(What is asked) Set down all of the entries word for word, omitting the images they contain.

Saved entries
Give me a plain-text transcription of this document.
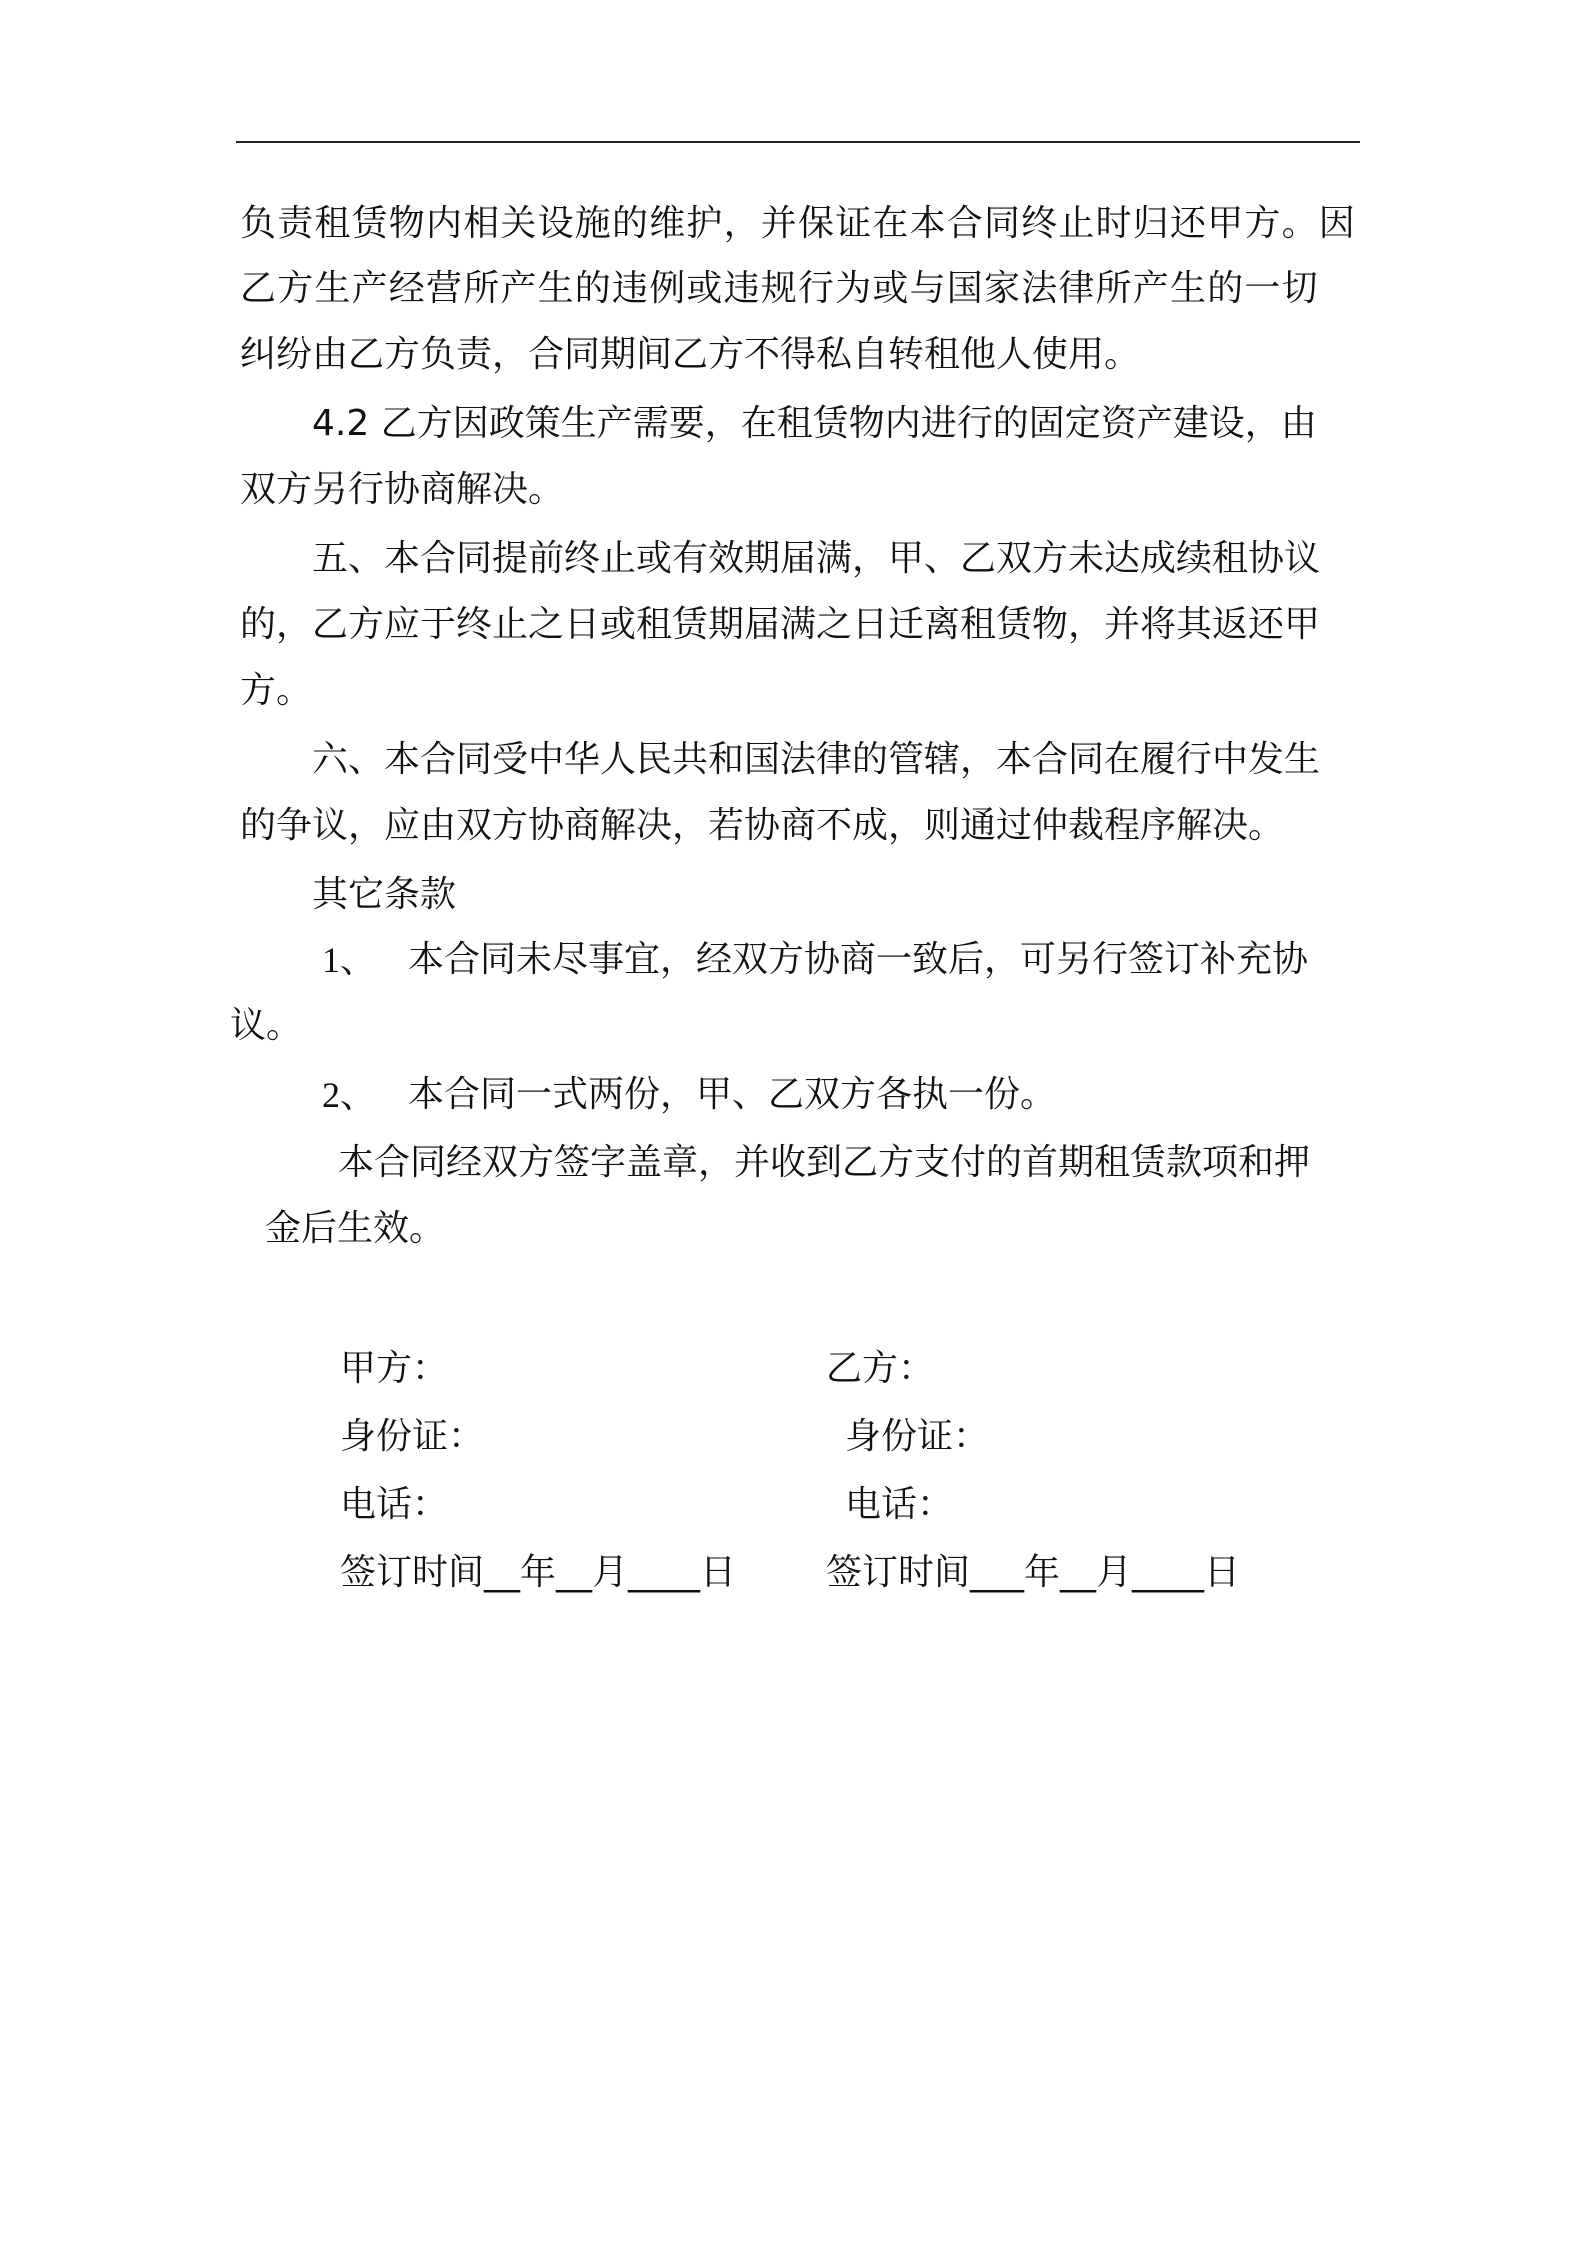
负责租赁物内相关设施的维护，并保证在本合同终止时归还甲方。因
乙方生产经营所产生的违例或违规行为或与国家法律所产生的一切
纠纷由乙方负责，合同期间乙方不得私自转租他人使用。
4.2 乙方因政策生产需要，在租赁物内进行的固定资产建设，由
双方另行协商解决。
五、本合同提前终止或有效期届满，甲、乙双方未达成续租协议
的，乙方应于终止之日或租赁期届满之日迁离租赁物，并将其返还甲
方。
六、本合同受中华人民共和国法律的管辖，本合同在履行中发生
的争议，应由双方协商解决，若协商不成，则通过仲裁程序解决。
其它条款
1、 本合同未尽事宜，经双方协商一致后，可另行签订补充协
议。
2、 本合同一式两份，甲、乙双方各执一份。
本合同经双方签字盖章，并收到乙方支付的首期租赁款项和押
金后生效。
甲方：	乙方：
身份证：	身份证：
电话：	电话：
签订时间__年__月____日 签订时间___年__月____日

(Solved exercise)
Give me a plain-text transcription of this document.
负责租赁物内相关设施的维护，并保证在本合同终止时归还甲方。因
乙方生产经营所产生的违例或违规行为或与国家法律所产生的一切
纠纷由乙方负责，合同期间乙方不得私自转租他人使用。
4.2 乙方因政策生产需要，在租赁物内进行的固定资产建设，由
双方另行协商解决。
五、本合同提前终止或有效期届满，甲、乙双方未达成续租协议
的，乙方应于终止之日或租赁期届满之日迁离租赁物，并将其返还甲
方。
六、本合同受中华人民共和国法律的管辖，本合同在履行中发生
的争议，应由双方协商解决，若协商不成，则通过仲裁程序解决。
其它条款
1、 本合同未尽事宜，经双方协商一致后，可另行签订补充协
议。
2、 本合同一式两份，甲、乙双方各执一份。
本合同经双方签字盖章，并收到乙方支付的首期租赁款项和押
金后生效。
甲方：	乙方：
身份证：	身份证：
电话：	电话：
签订时间__年__月____日 签订时间___年__月____日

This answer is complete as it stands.